## begin

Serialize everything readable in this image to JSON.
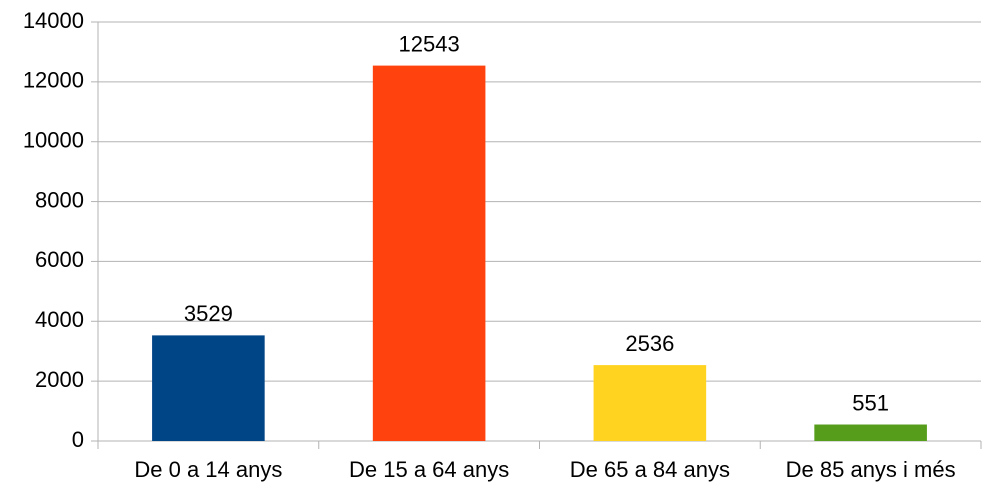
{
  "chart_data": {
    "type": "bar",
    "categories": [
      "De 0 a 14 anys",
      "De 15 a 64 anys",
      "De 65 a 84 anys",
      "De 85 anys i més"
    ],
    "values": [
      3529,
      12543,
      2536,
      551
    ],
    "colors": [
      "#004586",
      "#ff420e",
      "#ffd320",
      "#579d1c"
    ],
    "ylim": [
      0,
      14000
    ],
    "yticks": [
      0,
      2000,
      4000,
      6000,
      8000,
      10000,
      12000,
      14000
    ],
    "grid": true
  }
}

## end
## begin

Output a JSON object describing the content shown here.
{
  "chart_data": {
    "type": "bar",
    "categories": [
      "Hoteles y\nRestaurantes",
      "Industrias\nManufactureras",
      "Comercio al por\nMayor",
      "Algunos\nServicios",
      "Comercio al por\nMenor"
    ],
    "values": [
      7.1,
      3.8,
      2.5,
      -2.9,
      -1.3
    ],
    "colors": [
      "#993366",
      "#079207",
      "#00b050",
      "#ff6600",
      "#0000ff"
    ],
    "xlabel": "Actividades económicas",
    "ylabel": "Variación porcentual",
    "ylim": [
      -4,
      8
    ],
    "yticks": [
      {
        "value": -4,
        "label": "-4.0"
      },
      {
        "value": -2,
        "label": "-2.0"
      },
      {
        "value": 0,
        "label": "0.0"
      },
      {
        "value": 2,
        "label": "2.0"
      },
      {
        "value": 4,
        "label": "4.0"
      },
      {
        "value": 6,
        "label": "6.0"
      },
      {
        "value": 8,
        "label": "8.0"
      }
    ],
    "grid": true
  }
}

## end

In the entries above, find each line with the string "JSON" and copy it.

OUTPUT:
Serialize everything readable in this image to JSON.
Output a JSON object describing the content shown here.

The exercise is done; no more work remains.